# Exercise goal
Count how many lines mention the word "книги". Write that number alone.

[Extracted data entries]

§ §

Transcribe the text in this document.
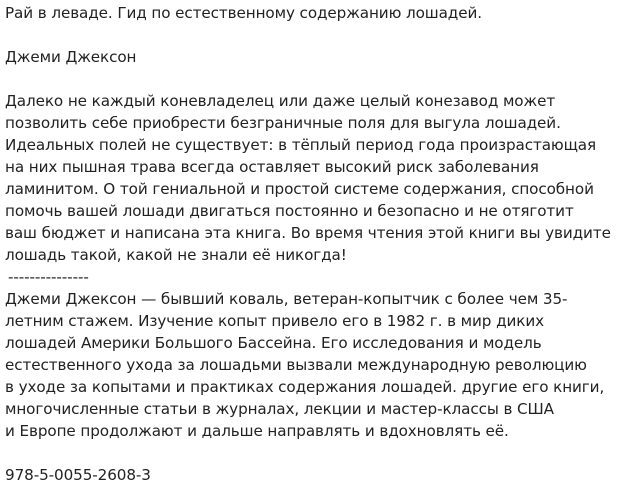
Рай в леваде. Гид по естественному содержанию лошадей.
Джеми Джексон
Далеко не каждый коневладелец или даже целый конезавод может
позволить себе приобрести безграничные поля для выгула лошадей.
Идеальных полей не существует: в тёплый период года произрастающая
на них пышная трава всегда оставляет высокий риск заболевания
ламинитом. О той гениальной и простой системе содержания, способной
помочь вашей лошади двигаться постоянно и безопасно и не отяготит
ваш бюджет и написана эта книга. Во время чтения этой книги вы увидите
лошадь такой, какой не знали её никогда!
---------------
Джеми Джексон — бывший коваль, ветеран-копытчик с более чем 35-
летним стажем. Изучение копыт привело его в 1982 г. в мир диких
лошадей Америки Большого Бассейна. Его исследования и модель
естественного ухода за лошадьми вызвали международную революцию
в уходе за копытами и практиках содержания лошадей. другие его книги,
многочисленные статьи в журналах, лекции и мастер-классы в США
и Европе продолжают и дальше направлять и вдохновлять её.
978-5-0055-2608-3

§ §

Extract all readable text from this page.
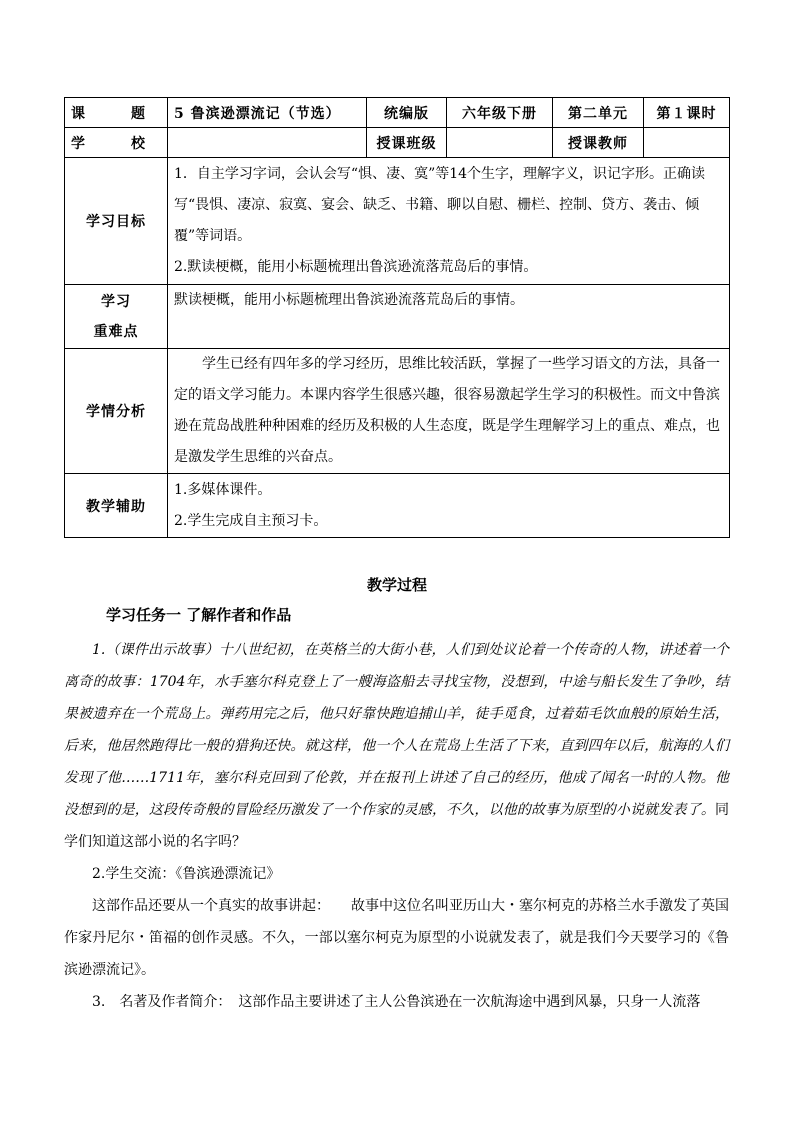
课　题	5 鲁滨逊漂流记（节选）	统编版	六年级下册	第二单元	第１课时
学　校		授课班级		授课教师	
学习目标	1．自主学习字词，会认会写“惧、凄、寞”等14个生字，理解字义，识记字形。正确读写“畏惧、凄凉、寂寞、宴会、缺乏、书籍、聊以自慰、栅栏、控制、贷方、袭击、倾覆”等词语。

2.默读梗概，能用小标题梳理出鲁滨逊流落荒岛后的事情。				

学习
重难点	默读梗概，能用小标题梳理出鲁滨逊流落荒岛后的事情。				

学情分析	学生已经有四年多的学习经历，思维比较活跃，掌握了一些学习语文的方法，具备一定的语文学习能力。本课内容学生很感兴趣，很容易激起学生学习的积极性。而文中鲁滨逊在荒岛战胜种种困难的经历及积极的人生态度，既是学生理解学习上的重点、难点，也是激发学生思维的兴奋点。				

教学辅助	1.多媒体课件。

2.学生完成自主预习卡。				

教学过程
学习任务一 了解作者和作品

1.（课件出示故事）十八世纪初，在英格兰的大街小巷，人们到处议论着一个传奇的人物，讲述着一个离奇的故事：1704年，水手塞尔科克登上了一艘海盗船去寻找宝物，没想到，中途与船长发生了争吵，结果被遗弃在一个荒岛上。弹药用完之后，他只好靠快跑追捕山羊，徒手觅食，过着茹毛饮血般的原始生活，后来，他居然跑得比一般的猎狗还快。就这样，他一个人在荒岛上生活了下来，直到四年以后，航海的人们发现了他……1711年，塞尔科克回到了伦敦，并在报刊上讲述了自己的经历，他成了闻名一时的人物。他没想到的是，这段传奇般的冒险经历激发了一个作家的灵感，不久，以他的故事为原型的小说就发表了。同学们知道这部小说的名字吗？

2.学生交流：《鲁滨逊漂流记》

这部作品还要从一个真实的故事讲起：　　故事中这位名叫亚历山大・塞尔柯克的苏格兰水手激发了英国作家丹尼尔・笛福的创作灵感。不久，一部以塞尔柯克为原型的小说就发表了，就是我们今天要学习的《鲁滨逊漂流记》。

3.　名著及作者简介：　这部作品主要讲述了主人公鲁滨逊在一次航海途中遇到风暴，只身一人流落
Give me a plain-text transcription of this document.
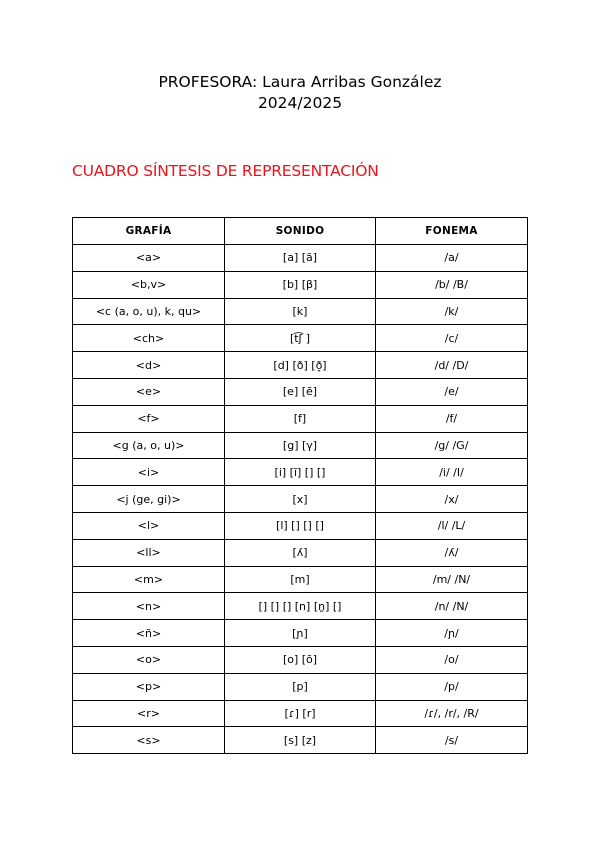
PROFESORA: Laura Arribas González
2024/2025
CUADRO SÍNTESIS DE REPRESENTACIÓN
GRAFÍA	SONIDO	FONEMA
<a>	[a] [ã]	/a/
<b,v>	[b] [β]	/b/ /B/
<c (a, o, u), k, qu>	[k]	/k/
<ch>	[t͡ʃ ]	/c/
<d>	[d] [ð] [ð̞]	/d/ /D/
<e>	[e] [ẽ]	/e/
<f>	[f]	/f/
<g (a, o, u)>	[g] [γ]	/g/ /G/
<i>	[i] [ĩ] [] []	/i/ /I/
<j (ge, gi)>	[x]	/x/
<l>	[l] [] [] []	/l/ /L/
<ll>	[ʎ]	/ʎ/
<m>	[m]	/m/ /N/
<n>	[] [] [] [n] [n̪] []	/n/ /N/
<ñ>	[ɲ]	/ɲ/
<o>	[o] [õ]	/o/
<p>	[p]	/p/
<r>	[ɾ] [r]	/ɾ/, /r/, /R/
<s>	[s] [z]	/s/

§ §

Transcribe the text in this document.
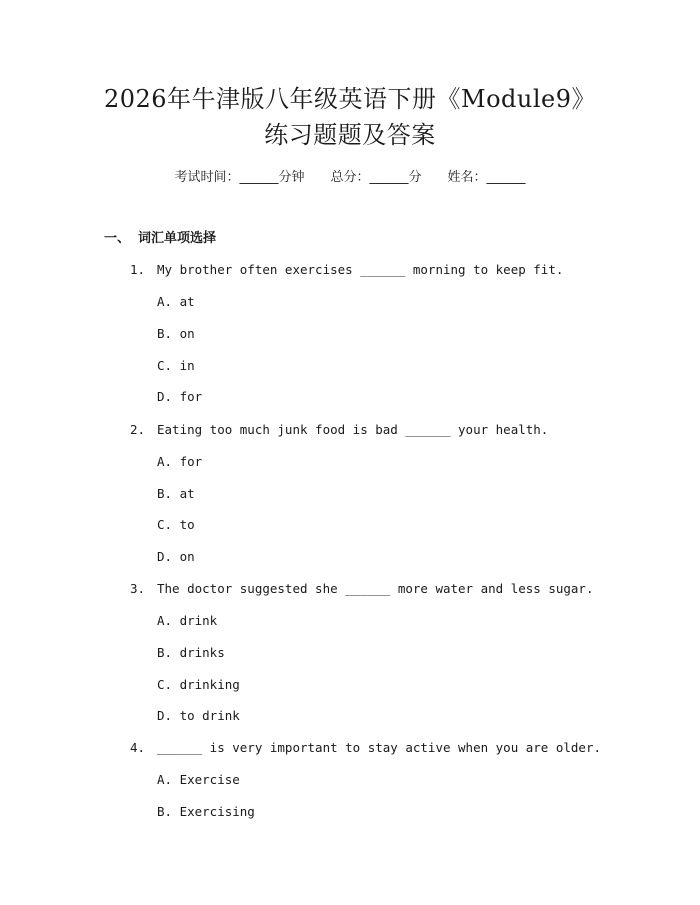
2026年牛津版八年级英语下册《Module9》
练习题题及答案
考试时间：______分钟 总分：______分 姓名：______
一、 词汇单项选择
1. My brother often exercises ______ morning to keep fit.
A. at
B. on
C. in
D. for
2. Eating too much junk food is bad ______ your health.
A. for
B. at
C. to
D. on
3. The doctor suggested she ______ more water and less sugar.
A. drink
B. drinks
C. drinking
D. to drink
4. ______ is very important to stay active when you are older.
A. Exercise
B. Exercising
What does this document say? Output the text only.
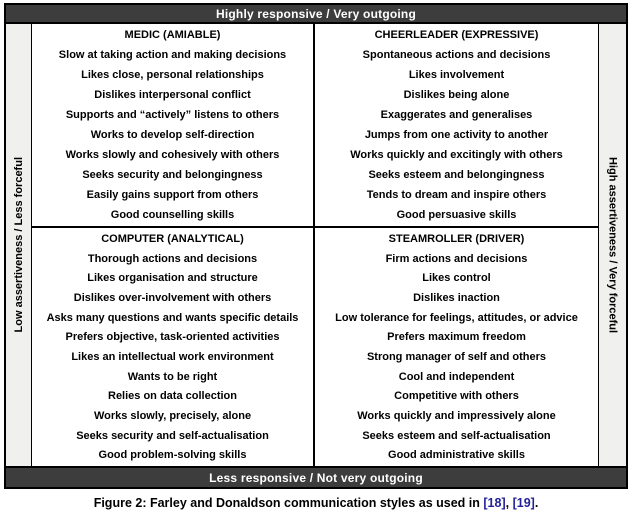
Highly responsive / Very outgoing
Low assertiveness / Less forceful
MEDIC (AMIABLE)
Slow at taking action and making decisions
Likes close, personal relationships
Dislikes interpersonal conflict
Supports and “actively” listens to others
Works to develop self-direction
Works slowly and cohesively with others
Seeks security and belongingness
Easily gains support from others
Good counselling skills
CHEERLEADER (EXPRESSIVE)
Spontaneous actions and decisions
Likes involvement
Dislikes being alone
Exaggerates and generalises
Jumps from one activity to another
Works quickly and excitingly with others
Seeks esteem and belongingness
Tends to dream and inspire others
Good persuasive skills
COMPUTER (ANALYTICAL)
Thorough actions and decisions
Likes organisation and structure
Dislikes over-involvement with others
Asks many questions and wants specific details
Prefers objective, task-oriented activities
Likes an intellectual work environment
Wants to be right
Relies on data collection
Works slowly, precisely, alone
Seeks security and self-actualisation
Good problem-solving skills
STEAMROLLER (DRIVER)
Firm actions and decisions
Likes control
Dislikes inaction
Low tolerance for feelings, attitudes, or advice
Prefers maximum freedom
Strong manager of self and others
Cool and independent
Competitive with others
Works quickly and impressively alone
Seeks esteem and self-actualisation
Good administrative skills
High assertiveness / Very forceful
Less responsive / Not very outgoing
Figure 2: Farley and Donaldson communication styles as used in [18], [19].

§ §

# Exercise answer
2